Saved entries
=======

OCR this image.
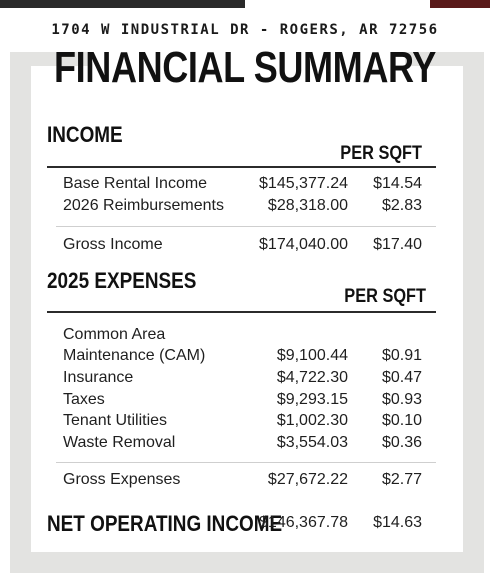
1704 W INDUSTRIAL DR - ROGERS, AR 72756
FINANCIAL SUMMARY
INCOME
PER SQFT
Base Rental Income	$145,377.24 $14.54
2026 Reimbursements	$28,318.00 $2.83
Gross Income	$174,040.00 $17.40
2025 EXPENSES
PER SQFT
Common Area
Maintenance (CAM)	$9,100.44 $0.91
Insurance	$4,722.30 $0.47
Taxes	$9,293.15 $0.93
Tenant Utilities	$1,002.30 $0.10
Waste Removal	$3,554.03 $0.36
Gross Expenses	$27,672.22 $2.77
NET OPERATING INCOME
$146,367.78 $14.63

=======

# STATED PROBLEM
Reproduce the listing above exactly, excluding all pictures.

# SOLUTION FOR THIS TASK
OCR this image.
1704 W INDUSTRIAL DR - ROGERS, AR 72756
FINANCIAL SUMMARY
INCOME
PER SQFT
Base Rental Income	$145,377.24 $14.54
2026 Reimbursements	$28,318.00 $2.83
Gross Income	$174,040.00 $17.40
2025 EXPENSES
PER SQFT
Common Area
Maintenance (CAM)	$9,100.44 $0.91
Insurance	$4,722.30 $0.47
Taxes	$9,293.15 $0.93
Tenant Utilities	$1,002.30 $0.10
Waste Removal	$3,554.03 $0.36
Gross Expenses	$27,672.22 $2.77
NET OPERATING INCOME
$146,367.78 $14.63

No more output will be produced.